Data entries
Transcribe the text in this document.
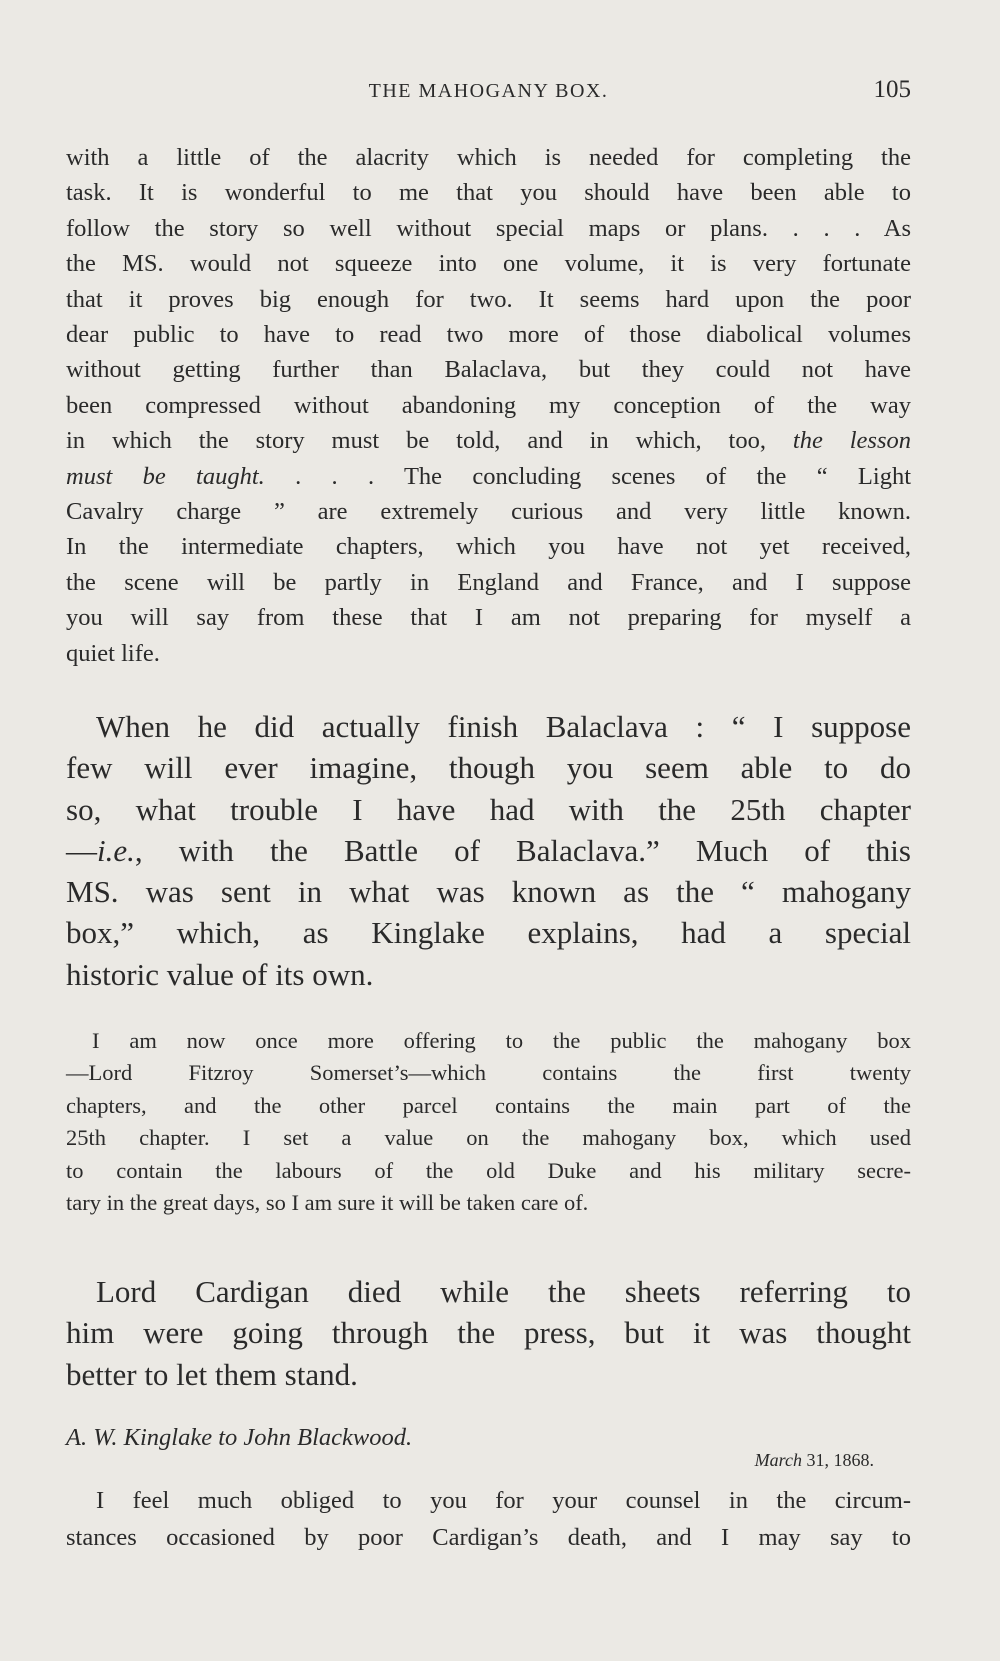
THE MAHOGANY BOX.	105
with a little of the alacrity which is needed for completing the
task. It is wonderful to me that you should have been able to
follow the story so well without special maps or plans. . . . As
the MS. would not squeeze into one volume, it is very fortunate
that it proves big enough for two. It seems hard upon the poor
dear public to have to read two more of those diabolical volumes
without getting further than Balaclava, but they could not have
been compressed without abandoning my conception of the way
in which the story must be told, and in which, too, the lesson
must be taught. . . . The concluding scenes of the “ Light
Cavalry charge ” are extremely curious and very little known.
In the intermediate chapters, which you have not yet received,
the scene will be partly in England and France, and I suppose
you will say from these that I am not preparing for myself a
quiet life.
When he did actually finish Balaclava : “ I suppose
few will ever imagine, though you seem able to do
so, what trouble I have had with the 25th chapter
—i.e., with the Battle of Balaclava.” Much of this
MS. was sent in what was known as the “ mahogany
box,” which, as Kinglake explains, had a special
historic value of its own.
I am now once more offering to the public the mahogany box
—Lord Fitzroy Somerset’s—which contains the first twenty
chapters, and the other parcel contains the main part of the
25th chapter. I set a value on the mahogany box, which used
to contain the labours of the old Duke and his military secre-
tary in the great days, so I am sure it will be taken care of.
Lord Cardigan died while the sheets referring to
him were going through the press, but it was thought
better to let them stand.
A. W. Kinglake to John Blackwood.
March 31, 1868.
I feel much obliged to you for your counsel in the circum-
stances occasioned by poor Cardigan’s death, and I may say to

• _EXERCISE_
Report every line in the data above in which the word "this" appears.

• _ANSWER IN FULL_
Transcribe the text in this document.
—i.e., with the Battle of Balaclava.” Much of this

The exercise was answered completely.